Extracted data.
** Start **
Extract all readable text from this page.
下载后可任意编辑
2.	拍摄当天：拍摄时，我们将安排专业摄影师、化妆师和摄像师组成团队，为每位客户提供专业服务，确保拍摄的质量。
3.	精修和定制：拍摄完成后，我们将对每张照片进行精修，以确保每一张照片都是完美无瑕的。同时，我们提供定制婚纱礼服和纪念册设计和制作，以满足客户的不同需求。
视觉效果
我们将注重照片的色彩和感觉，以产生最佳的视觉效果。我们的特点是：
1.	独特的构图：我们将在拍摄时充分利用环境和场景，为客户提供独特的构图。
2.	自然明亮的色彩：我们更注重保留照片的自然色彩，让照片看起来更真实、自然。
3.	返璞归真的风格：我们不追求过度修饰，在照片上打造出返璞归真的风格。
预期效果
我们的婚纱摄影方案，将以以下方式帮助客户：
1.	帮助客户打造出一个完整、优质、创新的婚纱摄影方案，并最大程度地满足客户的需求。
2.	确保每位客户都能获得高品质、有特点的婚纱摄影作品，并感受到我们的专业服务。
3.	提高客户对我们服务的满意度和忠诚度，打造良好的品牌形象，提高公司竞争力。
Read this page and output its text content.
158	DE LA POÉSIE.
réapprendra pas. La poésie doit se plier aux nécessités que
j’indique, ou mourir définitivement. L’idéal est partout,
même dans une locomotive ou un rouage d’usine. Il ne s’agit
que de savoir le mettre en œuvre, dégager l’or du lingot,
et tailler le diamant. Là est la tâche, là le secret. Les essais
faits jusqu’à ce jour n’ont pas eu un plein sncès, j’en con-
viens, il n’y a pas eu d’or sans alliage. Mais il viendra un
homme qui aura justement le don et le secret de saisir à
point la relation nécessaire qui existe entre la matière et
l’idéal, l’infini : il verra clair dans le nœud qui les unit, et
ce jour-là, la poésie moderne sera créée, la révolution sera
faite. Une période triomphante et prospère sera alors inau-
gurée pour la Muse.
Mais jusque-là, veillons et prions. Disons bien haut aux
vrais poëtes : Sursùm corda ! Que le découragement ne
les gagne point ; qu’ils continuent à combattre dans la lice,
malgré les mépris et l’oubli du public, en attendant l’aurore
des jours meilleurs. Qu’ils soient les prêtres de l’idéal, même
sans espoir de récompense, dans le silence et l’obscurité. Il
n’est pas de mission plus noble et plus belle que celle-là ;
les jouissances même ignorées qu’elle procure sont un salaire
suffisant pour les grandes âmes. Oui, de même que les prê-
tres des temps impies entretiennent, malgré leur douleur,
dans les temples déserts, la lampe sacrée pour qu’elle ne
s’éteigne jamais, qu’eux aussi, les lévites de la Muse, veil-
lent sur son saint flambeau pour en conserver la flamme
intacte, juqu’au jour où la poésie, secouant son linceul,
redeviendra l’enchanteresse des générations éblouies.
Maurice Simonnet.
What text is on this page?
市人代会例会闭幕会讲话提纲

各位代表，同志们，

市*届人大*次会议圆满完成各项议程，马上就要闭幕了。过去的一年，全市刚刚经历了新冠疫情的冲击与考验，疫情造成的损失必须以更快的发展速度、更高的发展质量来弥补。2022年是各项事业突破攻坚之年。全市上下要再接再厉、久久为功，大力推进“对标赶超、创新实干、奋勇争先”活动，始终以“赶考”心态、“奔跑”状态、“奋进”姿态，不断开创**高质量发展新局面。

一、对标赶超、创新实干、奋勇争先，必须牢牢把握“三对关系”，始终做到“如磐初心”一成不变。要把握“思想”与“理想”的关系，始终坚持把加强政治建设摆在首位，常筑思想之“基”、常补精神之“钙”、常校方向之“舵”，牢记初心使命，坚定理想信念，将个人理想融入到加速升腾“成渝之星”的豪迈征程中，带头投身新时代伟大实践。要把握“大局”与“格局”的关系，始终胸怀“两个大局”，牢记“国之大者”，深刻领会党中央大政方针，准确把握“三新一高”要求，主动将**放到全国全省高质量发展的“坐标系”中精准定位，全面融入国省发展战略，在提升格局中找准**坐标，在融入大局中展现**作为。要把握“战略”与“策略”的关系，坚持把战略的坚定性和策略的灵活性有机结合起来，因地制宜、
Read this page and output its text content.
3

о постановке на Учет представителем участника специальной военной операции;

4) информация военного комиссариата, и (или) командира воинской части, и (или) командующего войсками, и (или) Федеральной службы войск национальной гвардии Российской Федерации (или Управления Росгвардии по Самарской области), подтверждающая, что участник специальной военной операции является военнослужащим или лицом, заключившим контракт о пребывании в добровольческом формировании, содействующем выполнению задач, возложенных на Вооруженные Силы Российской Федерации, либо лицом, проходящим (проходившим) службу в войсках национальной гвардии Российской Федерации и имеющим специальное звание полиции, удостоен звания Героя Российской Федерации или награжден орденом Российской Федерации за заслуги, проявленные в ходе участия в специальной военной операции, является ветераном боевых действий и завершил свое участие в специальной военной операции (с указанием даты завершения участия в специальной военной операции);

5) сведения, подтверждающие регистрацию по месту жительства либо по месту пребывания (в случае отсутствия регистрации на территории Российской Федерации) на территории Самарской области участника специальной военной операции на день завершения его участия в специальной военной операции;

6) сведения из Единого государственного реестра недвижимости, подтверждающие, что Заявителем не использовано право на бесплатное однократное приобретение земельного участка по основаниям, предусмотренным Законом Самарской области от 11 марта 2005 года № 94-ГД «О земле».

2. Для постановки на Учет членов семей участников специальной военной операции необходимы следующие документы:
** End **
Written task. Reproduce the whole listing word for word.

Written answer.
Extract all readable text from this page.
下载后可任意编辑
2.	拍摄当天：拍摄时，我们将安排专业摄影师、化妆师和摄像师组成团队，为每位客户提供专业服务，确保拍摄的质量。
3.	精修和定制：拍摄完成后，我们将对每张照片进行精修，以确保每一张照片都是完美无瑕的。同时，我们提供定制婚纱礼服和纪念册设计和制作，以满足客户的不同需求。
视觉效果
我们将注重照片的色彩和感觉，以产生最佳的视觉效果。我们的特点是：
1.	独特的构图：我们将在拍摄时充分利用环境和场景，为客户提供独特的构图。
2.	自然明亮的色彩：我们更注重保留照片的自然色彩，让照片看起来更真实、自然。
3.	返璞归真的风格：我们不追求过度修饰，在照片上打造出返璞归真的风格。
预期效果
我们的婚纱摄影方案，将以以下方式帮助客户：
1.	帮助客户打造出一个完整、优质、创新的婚纱摄影方案，并最大程度地满足客户的需求。
2.	确保每位客户都能获得高品质、有特点的婚纱摄影作品，并感受到我们的专业服务。
3.	提高客户对我们服务的满意度和忠诚度，打造良好的品牌形象，提高公司竞争力。
Read this page and output its text content.
158	DE LA POÉSIE.
réapprendra pas. La poésie doit se plier aux nécessités que
j’indique, ou mourir définitivement. L’idéal est partout,
même dans une locomotive ou un rouage d’usine. Il ne s’agit
que de savoir le mettre en œuvre, dégager l’or du lingot,
et tailler le diamant. Là est la tâche, là le secret. Les essais
faits jusqu’à ce jour n’ont pas eu un plein sncès, j’en con-
viens, il n’y a pas eu d’or sans alliage. Mais il viendra un
homme qui aura justement le don et le secret de saisir à
point la relation nécessaire qui existe entre la matière et
l’idéal, l’infini : il verra clair dans le nœud qui les unit, et
ce jour-là, la poésie moderne sera créée, la révolution sera
faite. Une période triomphante et prospère sera alors inau-
gurée pour la Muse.
Mais jusque-là, veillons et prions. Disons bien haut aux
vrais poëtes : Sursùm corda ! Que le découragement ne
les gagne point ; qu’ils continuent à combattre dans la lice,
malgré les mépris et l’oubli du public, en attendant l’aurore
des jours meilleurs. Qu’ils soient les prêtres de l’idéal, même
sans espoir de récompense, dans le silence et l’obscurité. Il
n’est pas de mission plus noble et plus belle que celle-là ;
les jouissances même ignorées qu’elle procure sont un salaire
suffisant pour les grandes âmes. Oui, de même que les prê-
tres des temps impies entretiennent, malgré leur douleur,
dans les temples déserts, la lampe sacrée pour qu’elle ne
s’éteigne jamais, qu’eux aussi, les lévites de la Muse, veil-
lent sur son saint flambeau pour en conserver la flamme
intacte, juqu’au jour où la poésie, secouant son linceul,
redeviendra l’enchanteresse des générations éblouies.
Maurice Simonnet.
What text is on this page?
市人代会例会闭幕会讲话提纲

各位代表，同志们，

市*届人大*次会议圆满完成各项议程，马上就要闭幕了。过去的一年，全市刚刚经历了新冠疫情的冲击与考验，疫情造成的损失必须以更快的发展速度、更高的发展质量来弥补。2022年是各项事业突破攻坚之年。全市上下要再接再厉、久久为功，大力推进“对标赶超、创新实干、奋勇争先”活动，始终以“赶考”心态、“奔跑”状态、“奋进”姿态，不断开创**高质量发展新局面。

一、对标赶超、创新实干、奋勇争先，必须牢牢把握“三对关系”，始终做到“如磐初心”一成不变。要把握“思想”与“理想”的关系，始终坚持把加强政治建设摆在首位，常筑思想之“基”、常补精神之“钙”、常校方向之“舵”，牢记初心使命，坚定理想信念，将个人理想融入到加速升腾“成渝之星”的豪迈征程中，带头投身新时代伟大实践。要把握“大局”与“格局”的关系，始终胸怀“两个大局”，牢记“国之大者”，深刻领会党中央大政方针，准确把握“三新一高”要求，主动将**放到全国全省高质量发展的“坐标系”中精准定位，全面融入国省发展战略，在提升格局中找准**坐标，在融入大局中展现**作为。要把握“战略”与“策略”的关系，坚持把战略的坚定性和策略的灵活性有机结合起来，因地制宜、
Read this page and output its text content.
3

о постановке на Учет представителем участника специальной военной операции;

4) информация военного комиссариата, и (или) командира воинской части, и (или) командующего войсками, и (или) Федеральной службы войск национальной гвардии Российской Федерации (или Управления Росгвардии по Самарской области), подтверждающая, что участник специальной военной операции является военнослужащим или лицом, заключившим контракт о пребывании в добровольческом формировании, содействующем выполнению задач, возложенных на Вооруженные Силы Российской Федерации, либо лицом, проходящим (проходившим) службу в войсках национальной гвардии Российской Федерации и имеющим специальное звание полиции, удостоен звания Героя Российской Федерации или награжден орденом Российской Федерации за заслуги, проявленные в ходе участия в специальной военной операции, является ветераном боевых действий и завершил свое участие в специальной военной операции (с указанием даты завершения участия в специальной военной операции);

5) сведения, подтверждающие регистрацию по месту жительства либо по месту пребывания (в случае отсутствия регистрации на территории Российской Федерации) на территории Самарской области участника специальной военной операции на день завершения его участия в специальной военной операции;

6) сведения из Единого государственного реестра недвижимости, подтверждающие, что Заявителем не использовано право на бесплатное однократное приобретение земельного участка по основаниям, предусмотренным Законом Самарской области от 11 марта 2005 года № 94-ГД «О земле».

2. Для постановки на Учет членов семей участников специальной военной операции необходимы следующие документы:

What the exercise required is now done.